-- start Given entries --

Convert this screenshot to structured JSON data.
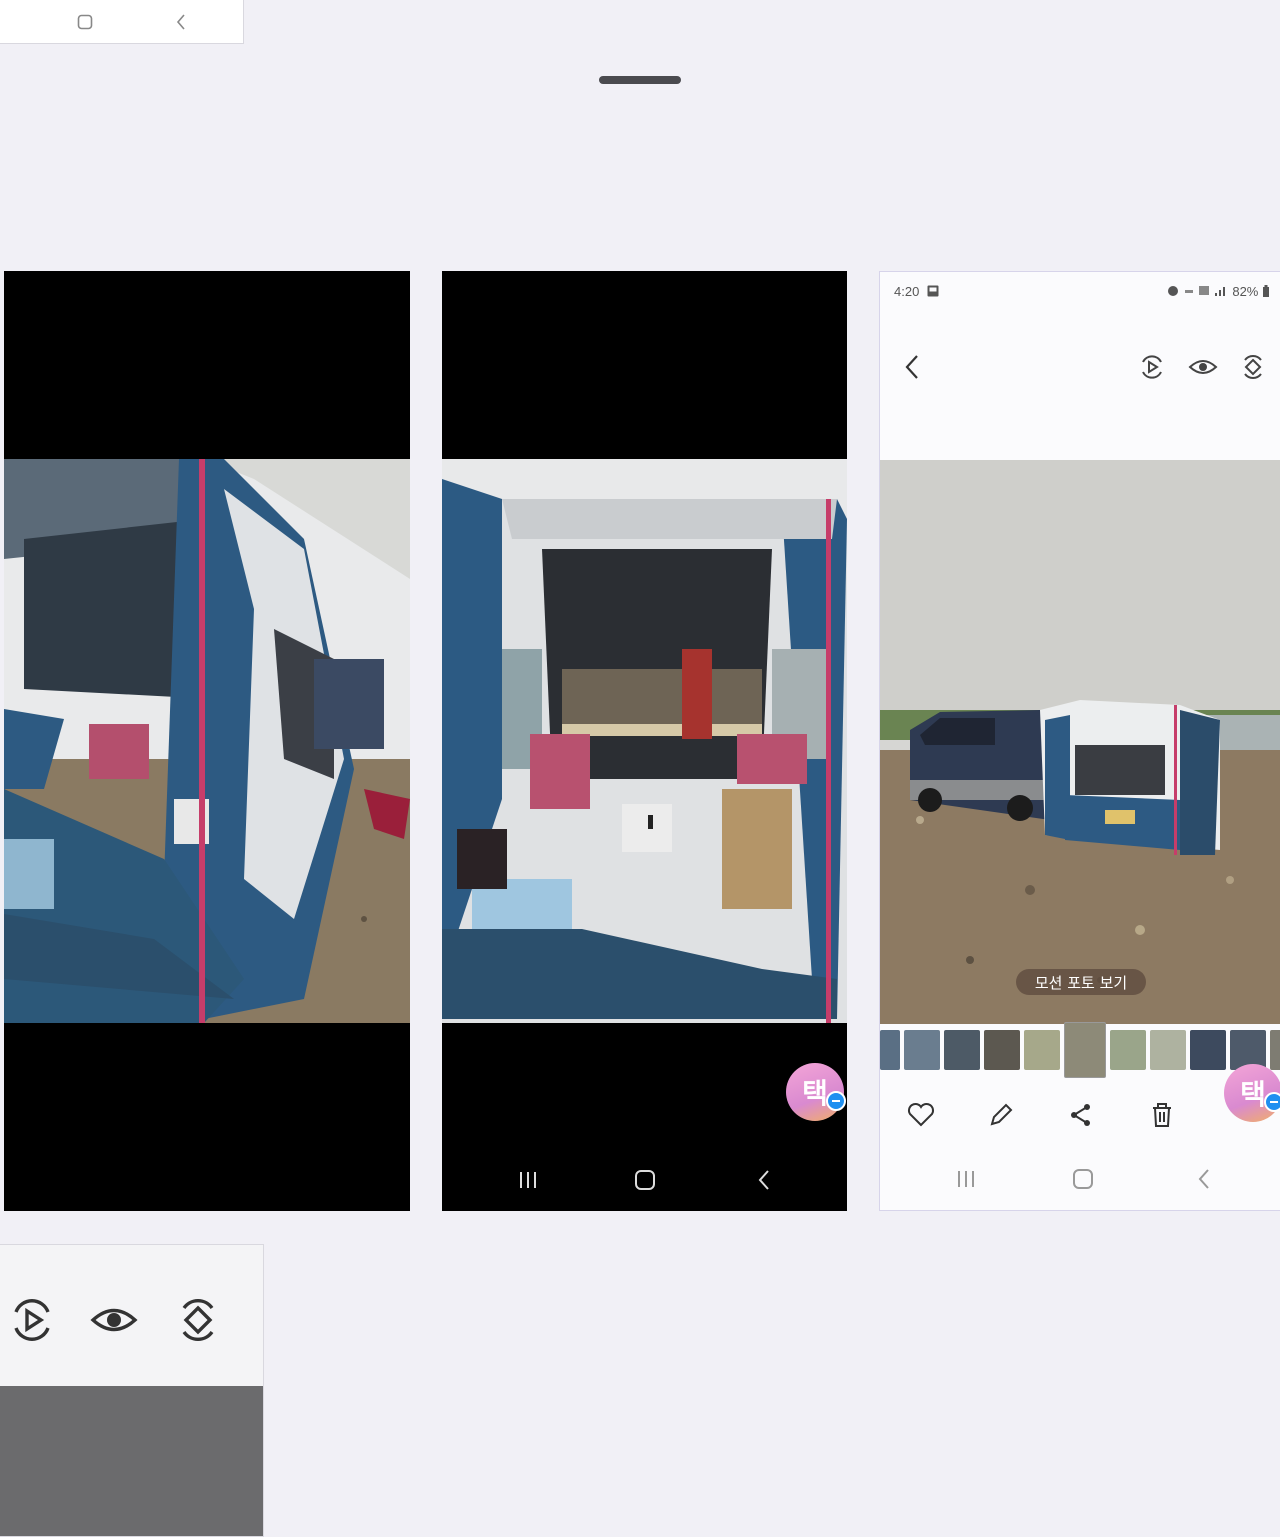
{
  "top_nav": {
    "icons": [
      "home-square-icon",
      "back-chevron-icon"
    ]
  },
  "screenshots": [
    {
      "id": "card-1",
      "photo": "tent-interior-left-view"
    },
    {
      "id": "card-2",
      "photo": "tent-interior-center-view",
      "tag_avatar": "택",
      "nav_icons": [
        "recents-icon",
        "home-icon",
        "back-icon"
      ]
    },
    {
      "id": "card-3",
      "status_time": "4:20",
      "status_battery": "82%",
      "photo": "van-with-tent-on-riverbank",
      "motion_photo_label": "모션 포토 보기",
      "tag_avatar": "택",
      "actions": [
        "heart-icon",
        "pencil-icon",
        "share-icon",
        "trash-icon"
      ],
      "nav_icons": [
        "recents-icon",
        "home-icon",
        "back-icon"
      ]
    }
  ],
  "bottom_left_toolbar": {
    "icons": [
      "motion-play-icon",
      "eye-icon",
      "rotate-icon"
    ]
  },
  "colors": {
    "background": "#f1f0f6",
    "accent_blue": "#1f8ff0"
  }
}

-- end Given entries --
-- start Given entries --

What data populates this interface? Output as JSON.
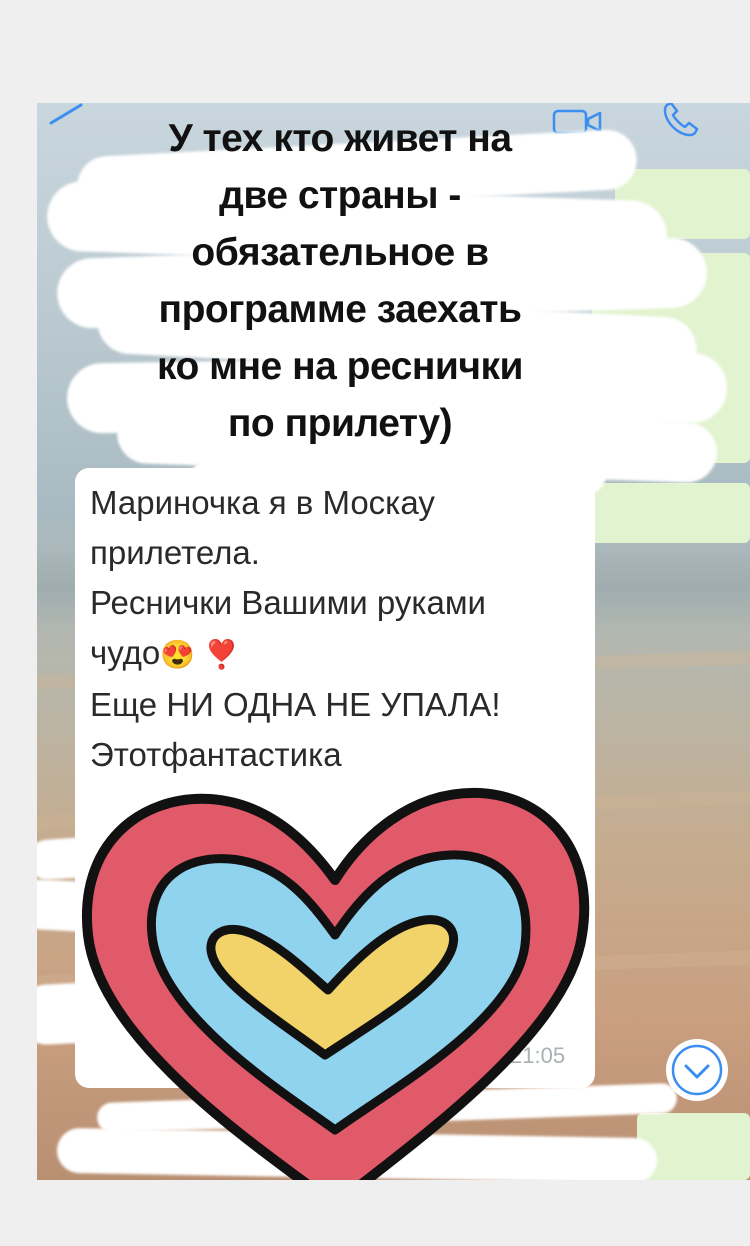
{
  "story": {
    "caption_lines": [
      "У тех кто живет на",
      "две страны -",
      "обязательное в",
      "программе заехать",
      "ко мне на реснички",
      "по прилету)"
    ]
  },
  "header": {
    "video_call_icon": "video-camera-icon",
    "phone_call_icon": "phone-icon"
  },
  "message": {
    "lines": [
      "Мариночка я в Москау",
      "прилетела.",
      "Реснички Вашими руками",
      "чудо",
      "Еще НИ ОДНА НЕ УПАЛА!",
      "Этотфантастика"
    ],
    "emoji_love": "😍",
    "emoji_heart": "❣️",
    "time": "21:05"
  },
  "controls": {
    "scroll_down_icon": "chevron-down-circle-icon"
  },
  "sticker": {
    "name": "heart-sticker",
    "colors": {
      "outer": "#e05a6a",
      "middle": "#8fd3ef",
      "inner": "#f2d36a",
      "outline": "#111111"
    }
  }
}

-- end Given entries --
-- start Given entries --

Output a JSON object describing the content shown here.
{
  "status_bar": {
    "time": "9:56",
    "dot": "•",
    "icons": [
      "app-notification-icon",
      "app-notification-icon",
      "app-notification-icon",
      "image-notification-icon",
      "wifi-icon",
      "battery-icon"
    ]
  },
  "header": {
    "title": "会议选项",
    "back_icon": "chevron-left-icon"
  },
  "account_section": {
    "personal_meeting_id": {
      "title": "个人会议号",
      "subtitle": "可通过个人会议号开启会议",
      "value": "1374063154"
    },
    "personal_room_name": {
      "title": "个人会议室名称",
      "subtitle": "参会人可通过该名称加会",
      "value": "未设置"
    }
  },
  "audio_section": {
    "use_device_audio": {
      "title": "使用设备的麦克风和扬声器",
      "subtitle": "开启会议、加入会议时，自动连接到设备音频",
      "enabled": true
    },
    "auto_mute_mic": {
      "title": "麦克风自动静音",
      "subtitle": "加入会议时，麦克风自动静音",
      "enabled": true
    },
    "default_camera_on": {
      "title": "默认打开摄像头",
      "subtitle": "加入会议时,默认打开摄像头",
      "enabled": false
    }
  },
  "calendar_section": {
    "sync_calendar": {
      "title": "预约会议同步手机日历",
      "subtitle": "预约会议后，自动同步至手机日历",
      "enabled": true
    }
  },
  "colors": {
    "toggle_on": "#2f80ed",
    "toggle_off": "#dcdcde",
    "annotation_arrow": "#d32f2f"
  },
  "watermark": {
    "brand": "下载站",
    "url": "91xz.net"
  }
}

-- end Given entries --

Exercise prompt —
Identify the lines above with the word "默认打开摄像头". Copy them.

Exercise solution —
      "title": "默认打开摄像头",
      "subtitle": "加入会议时,默认打开摄像头",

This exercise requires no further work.